### TO DO
Retype the records below exactly as they appear, but leave out any pictures.

### DATA SUPPLIED
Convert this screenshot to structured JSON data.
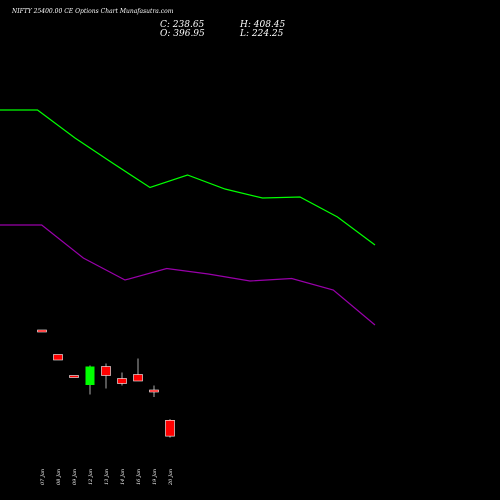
{
  "header": {
    "title": "NIFTY 25400.00 CE Options Chart Munafasutra.com",
    "close_text": "C: 238.65",
    "open_text": "O: 396.95",
    "high_text": "H: 408.45",
    "low_text": "L: 224.25"
  },
  "colors": {
    "background": "#000000",
    "up_candle": "#00ff00",
    "down_candle": "#ff0000",
    "upper_band": "#00ff00",
    "lower_band": "#9900aa",
    "wick": "#aaaaaa",
    "text": "#ffffff"
  },
  "chart_data": {
    "type": "candlestick",
    "title": "NIFTY 25400.00 CE Options Chart Munafasutra.com",
    "categories": [
      "07 Jan",
      "08 Jan",
      "09 Jan",
      "12 Jan",
      "13 Jan",
      "14 Jan",
      "16 Jan",
      "19 Jan",
      "20 Jan"
    ],
    "candles": [
      {
        "date": "07 Jan",
        "open": 1300,
        "high": 1300,
        "low": 1300,
        "close": 1300
      },
      {
        "date": "08 Jan",
        "open": 1055,
        "high": 1055,
        "low": 1000,
        "close": 1000
      },
      {
        "date": "09 Jan",
        "open": 845,
        "high": 845,
        "low": 845,
        "close": 845
      },
      {
        "date": "12 Jan",
        "open": 750,
        "high": 945,
        "low": 655,
        "close": 935
      },
      {
        "date": "13 Jan",
        "open": 935,
        "high": 965,
        "low": 715,
        "close": 845
      },
      {
        "date": "14 Jan",
        "open": 815,
        "high": 875,
        "low": 745,
        "close": 765
      },
      {
        "date": "16 Jan",
        "open": 855,
        "high": 1015,
        "low": 790,
        "close": 790
      },
      {
        "date": "19 Jan",
        "open": 700,
        "high": 745,
        "low": 630,
        "close": 690
      },
      {
        "date": "20 Jan",
        "open": 396.95,
        "high": 408.45,
        "low": 224.25,
        "close": 238.65
      }
    ],
    "upper_band": [
      3500,
      3500,
      3220,
      2970,
      2725,
      2850,
      2710,
      2620,
      2630,
      2430,
      2150
    ],
    "lower_band": [
      2350,
      2350,
      2020,
      1800,
      1915,
      1860,
      1790,
      1815,
      1700,
      1350
    ],
    "ylim": [
      0,
      4000
    ]
  }
}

### EXERCISE RESULT
Convert this screenshot to structured JSON data.
{
  "header": {
    "title": "NIFTY 25400.00 CE Options Chart Munafasutra.com",
    "close_text": "C: 238.65",
    "open_text": "O: 396.95",
    "high_text": "H: 408.45",
    "low_text": "L: 224.25"
  },
  "colors": {
    "background": "#000000",
    "up_candle": "#00ff00",
    "down_candle": "#ff0000",
    "upper_band": "#00ff00",
    "lower_band": "#9900aa",
    "wick": "#aaaaaa",
    "text": "#ffffff"
  },
  "chart_data": {
    "type": "candlestick",
    "title": "NIFTY 25400.00 CE Options Chart Munafasutra.com",
    "categories": [
      "07 Jan",
      "08 Jan",
      "09 Jan",
      "12 Jan",
      "13 Jan",
      "14 Jan",
      "16 Jan",
      "19 Jan",
      "20 Jan"
    ],
    "candles": [
      {
        "date": "07 Jan",
        "open": 1300,
        "high": 1300,
        "low": 1300,
        "close": 1300
      },
      {
        "date": "08 Jan",
        "open": 1055,
        "high": 1055,
        "low": 1000,
        "close": 1000
      },
      {
        "date": "09 Jan",
        "open": 845,
        "high": 845,
        "low": 845,
        "close": 845
      },
      {
        "date": "12 Jan",
        "open": 750,
        "high": 945,
        "low": 655,
        "close": 935
      },
      {
        "date": "13 Jan",
        "open": 935,
        "high": 965,
        "low": 715,
        "close": 845
      },
      {
        "date": "14 Jan",
        "open": 815,
        "high": 875,
        "low": 745,
        "close": 765
      },
      {
        "date": "16 Jan",
        "open": 855,
        "high": 1015,
        "low": 790,
        "close": 790
      },
      {
        "date": "19 Jan",
        "open": 700,
        "high": 745,
        "low": 630,
        "close": 690
      },
      {
        "date": "20 Jan",
        "open": 396.95,
        "high": 408.45,
        "low": 224.25,
        "close": 238.65
      }
    ],
    "upper_band": [
      3500,
      3500,
      3220,
      2970,
      2725,
      2850,
      2710,
      2620,
      2630,
      2430,
      2150
    ],
    "lower_band": [
      2350,
      2350,
      2020,
      1800,
      1915,
      1860,
      1790,
      1815,
      1700,
      1350
    ],
    "ylim": [
      0,
      4000
    ]
  }
}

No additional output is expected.